** Exercise directions **
Output the records exactly. Include every line.
[start]
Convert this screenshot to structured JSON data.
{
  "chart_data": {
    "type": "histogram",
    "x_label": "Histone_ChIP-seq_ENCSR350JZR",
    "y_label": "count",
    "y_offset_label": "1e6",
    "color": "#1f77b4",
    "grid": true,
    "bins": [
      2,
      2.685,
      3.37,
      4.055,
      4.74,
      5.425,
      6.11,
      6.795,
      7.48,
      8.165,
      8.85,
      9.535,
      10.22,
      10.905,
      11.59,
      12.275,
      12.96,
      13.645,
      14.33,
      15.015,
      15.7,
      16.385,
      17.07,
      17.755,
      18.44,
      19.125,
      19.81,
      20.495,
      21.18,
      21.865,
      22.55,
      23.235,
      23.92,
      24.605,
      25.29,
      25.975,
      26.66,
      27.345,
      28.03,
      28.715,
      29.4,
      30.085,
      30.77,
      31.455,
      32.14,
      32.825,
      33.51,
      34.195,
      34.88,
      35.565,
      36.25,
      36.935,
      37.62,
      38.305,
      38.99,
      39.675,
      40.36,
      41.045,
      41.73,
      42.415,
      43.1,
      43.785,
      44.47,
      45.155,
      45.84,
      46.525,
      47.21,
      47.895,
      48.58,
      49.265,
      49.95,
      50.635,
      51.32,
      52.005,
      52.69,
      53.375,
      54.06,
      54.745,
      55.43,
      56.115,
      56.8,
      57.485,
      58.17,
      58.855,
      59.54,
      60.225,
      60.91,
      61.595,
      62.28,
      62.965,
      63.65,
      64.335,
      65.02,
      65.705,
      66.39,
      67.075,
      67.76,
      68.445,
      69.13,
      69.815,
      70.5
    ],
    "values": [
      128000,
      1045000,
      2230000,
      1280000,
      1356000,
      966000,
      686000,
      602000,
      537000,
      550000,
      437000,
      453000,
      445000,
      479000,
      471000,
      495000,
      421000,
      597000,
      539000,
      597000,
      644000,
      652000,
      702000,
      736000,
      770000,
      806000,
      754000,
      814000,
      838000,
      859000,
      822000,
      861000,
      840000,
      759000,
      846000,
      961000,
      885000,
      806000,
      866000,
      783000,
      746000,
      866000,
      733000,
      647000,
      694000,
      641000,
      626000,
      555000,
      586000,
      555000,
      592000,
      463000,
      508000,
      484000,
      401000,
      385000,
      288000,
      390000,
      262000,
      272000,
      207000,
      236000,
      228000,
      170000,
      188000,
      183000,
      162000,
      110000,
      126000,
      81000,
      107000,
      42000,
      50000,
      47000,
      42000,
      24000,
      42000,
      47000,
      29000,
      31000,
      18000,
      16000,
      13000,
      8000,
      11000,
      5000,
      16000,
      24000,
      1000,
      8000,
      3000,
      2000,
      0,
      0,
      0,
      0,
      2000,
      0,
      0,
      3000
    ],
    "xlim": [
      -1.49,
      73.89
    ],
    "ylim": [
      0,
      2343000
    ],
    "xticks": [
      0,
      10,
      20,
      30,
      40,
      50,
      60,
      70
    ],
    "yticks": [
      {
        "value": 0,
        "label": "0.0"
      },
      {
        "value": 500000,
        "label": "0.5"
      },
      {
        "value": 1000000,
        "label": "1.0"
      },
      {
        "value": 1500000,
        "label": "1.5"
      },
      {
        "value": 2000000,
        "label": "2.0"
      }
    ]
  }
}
[end]
** Solution to the problem **
Convert this screenshot to structured JSON data.
{
  "chart_data": {
    "type": "histogram",
    "x_label": "Histone_ChIP-seq_ENCSR350JZR",
    "y_label": "count",
    "y_offset_label": "1e6",
    "color": "#1f77b4",
    "grid": true,
    "bins": [
      2,
      2.685,
      3.37,
      4.055,
      4.74,
      5.425,
      6.11,
      6.795,
      7.48,
      8.165,
      8.85,
      9.535,
      10.22,
      10.905,
      11.59,
      12.275,
      12.96,
      13.645,
      14.33,
      15.015,
      15.7,
      16.385,
      17.07,
      17.755,
      18.44,
      19.125,
      19.81,
      20.495,
      21.18,
      21.865,
      22.55,
      23.235,
      23.92,
      24.605,
      25.29,
      25.975,
      26.66,
      27.345,
      28.03,
      28.715,
      29.4,
      30.085,
      30.77,
      31.455,
      32.14,
      32.825,
      33.51,
      34.195,
      34.88,
      35.565,
      36.25,
      36.935,
      37.62,
      38.305,
      38.99,
      39.675,
      40.36,
      41.045,
      41.73,
      42.415,
      43.1,
      43.785,
      44.47,
      45.155,
      45.84,
      46.525,
      47.21,
      47.895,
      48.58,
      49.265,
      49.95,
      50.635,
      51.32,
      52.005,
      52.69,
      53.375,
      54.06,
      54.745,
      55.43,
      56.115,
      56.8,
      57.485,
      58.17,
      58.855,
      59.54,
      60.225,
      60.91,
      61.595,
      62.28,
      62.965,
      63.65,
      64.335,
      65.02,
      65.705,
      66.39,
      67.075,
      67.76,
      68.445,
      69.13,
      69.815,
      70.5
    ],
    "values": [
      128000,
      1045000,
      2230000,
      1280000,
      1356000,
      966000,
      686000,
      602000,
      537000,
      550000,
      437000,
      453000,
      445000,
      479000,
      471000,
      495000,
      421000,
      597000,
      539000,
      597000,
      644000,
      652000,
      702000,
      736000,
      770000,
      806000,
      754000,
      814000,
      838000,
      859000,
      822000,
      861000,
      840000,
      759000,
      846000,
      961000,
      885000,
      806000,
      866000,
      783000,
      746000,
      866000,
      733000,
      647000,
      694000,
      641000,
      626000,
      555000,
      586000,
      555000,
      592000,
      463000,
      508000,
      484000,
      401000,
      385000,
      288000,
      390000,
      262000,
      272000,
      207000,
      236000,
      228000,
      170000,
      188000,
      183000,
      162000,
      110000,
      126000,
      81000,
      107000,
      42000,
      50000,
      47000,
      42000,
      24000,
      42000,
      47000,
      29000,
      31000,
      18000,
      16000,
      13000,
      8000,
      11000,
      5000,
      16000,
      24000,
      1000,
      8000,
      3000,
      2000,
      0,
      0,
      0,
      0,
      2000,
      0,
      0,
      3000
    ],
    "xlim": [
      -1.49,
      73.89
    ],
    "ylim": [
      0,
      2343000
    ],
    "xticks": [
      0,
      10,
      20,
      30,
      40,
      50,
      60,
      70
    ],
    "yticks": [
      {
        "value": 0,
        "label": "0.0"
      },
      {
        "value": 500000,
        "label": "0.5"
      },
      {
        "value": 1000000,
        "label": "1.0"
      },
      {
        "value": 1500000,
        "label": "1.5"
      },
      {
        "value": 2000000,
        "label": "2.0"
      }
    ]
  }
}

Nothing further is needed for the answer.